- The task
Write out the whole of the material exactly.

- Information given
______________________________
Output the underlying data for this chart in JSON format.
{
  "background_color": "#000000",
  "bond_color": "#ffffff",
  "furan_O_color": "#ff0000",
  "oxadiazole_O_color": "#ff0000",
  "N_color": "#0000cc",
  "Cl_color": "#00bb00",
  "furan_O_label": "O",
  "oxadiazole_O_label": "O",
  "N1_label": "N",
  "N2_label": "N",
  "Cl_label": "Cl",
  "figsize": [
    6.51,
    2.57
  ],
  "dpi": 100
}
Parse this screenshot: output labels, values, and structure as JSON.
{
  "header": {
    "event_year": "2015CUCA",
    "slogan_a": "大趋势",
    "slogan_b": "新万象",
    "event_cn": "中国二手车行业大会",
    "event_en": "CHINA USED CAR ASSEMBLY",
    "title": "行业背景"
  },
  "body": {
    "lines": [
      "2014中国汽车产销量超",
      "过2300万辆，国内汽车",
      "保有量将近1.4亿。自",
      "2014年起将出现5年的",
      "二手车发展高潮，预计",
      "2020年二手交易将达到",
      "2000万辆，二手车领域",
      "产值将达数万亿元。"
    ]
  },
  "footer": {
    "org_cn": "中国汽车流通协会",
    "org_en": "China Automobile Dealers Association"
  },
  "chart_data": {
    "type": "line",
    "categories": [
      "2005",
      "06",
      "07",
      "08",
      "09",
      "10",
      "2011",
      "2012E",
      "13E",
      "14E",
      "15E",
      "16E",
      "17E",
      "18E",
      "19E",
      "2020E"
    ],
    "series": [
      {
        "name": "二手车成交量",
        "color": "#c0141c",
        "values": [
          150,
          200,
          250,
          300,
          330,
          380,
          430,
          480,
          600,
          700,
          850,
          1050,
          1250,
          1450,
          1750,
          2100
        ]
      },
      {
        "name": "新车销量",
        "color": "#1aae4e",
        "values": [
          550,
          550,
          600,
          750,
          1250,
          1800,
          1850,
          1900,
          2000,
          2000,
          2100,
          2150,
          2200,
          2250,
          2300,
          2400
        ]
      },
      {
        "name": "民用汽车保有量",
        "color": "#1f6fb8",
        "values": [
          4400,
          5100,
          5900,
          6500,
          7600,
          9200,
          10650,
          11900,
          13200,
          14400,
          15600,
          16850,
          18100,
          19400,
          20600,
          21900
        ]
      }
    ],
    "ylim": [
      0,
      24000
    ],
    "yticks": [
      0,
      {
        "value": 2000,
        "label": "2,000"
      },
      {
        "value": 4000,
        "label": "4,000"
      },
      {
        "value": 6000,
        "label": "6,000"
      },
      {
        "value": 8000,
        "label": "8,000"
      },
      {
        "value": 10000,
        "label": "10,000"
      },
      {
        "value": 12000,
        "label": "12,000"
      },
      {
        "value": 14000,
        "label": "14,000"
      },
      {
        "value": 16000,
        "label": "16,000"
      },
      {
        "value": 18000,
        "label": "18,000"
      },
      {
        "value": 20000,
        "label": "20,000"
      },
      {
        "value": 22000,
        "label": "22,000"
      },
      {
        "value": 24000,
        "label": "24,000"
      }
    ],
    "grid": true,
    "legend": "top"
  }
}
______________________________
- Exercise answer
Output the underlying data for this chart in JSON format.
{
  "background_color": "#000000",
  "bond_color": "#ffffff",
  "furan_O_color": "#ff0000",
  "oxadiazole_O_color": "#ff0000",
  "N_color": "#0000cc",
  "Cl_color": "#00bb00",
  "furan_O_label": "O",
  "oxadiazole_O_label": "O",
  "N1_label": "N",
  "N2_label": "N",
  "Cl_label": "Cl",
  "figsize": [
    6.51,
    2.57
  ],
  "dpi": 100
}
Parse this screenshot: output labels, values, and structure as JSON.
{
  "header": {
    "event_year": "2015CUCA",
    "slogan_a": "大趋势",
    "slogan_b": "新万象",
    "event_cn": "中国二手车行业大会",
    "event_en": "CHINA USED CAR ASSEMBLY",
    "title": "行业背景"
  },
  "body": {
    "lines": [
      "2014中国汽车产销量超",
      "过2300万辆，国内汽车",
      "保有量将近1.4亿。自",
      "2014年起将出现5年的",
      "二手车发展高潮，预计",
      "2020年二手交易将达到",
      "2000万辆，二手车领域",
      "产值将达数万亿元。"
    ]
  },
  "footer": {
    "org_cn": "中国汽车流通协会",
    "org_en": "China Automobile Dealers Association"
  },
  "chart_data": {
    "type": "line",
    "categories": [
      "2005",
      "06",
      "07",
      "08",
      "09",
      "10",
      "2011",
      "2012E",
      "13E",
      "14E",
      "15E",
      "16E",
      "17E",
      "18E",
      "19E",
      "2020E"
    ],
    "series": [
      {
        "name": "二手车成交量",
        "color": "#c0141c",
        "values": [
          150,
          200,
          250,
          300,
          330,
          380,
          430,
          480,
          600,
          700,
          850,
          1050,
          1250,
          1450,
          1750,
          2100
        ]
      },
      {
        "name": "新车销量",
        "color": "#1aae4e",
        "values": [
          550,
          550,
          600,
          750,
          1250,
          1800,
          1850,
          1900,
          2000,
          2000,
          2100,
          2150,
          2200,
          2250,
          2300,
          2400
        ]
      },
      {
        "name": "民用汽车保有量",
        "color": "#1f6fb8",
        "values": [
          4400,
          5100,
          5900,
          6500,
          7600,
          9200,
          10650,
          11900,
          13200,
          14400,
          15600,
          16850,
          18100,
          19400,
          20600,
          21900
        ]
      }
    ],
    "ylim": [
      0,
      24000
    ],
    "yticks": [
      0,
      {
        "value": 2000,
        "label": "2,000"
      },
      {
        "value": 4000,
        "label": "4,000"
      },
      {
        "value": 6000,
        "label": "6,000"
      },
      {
        "value": 8000,
        "label": "8,000"
      },
      {
        "value": 10000,
        "label": "10,000"
      },
      {
        "value": 12000,
        "label": "12,000"
      },
      {
        "value": 14000,
        "label": "14,000"
      },
      {
        "value": 16000,
        "label": "16,000"
      },
      {
        "value": 18000,
        "label": "18,000"
      },
      {
        "value": 20000,
        "label": "20,000"
      },
      {
        "value": 22000,
        "label": "22,000"
      },
      {
        "value": 24000,
        "label": "24,000"
      }
    ],
    "grid": true,
    "legend": "top"
  }
}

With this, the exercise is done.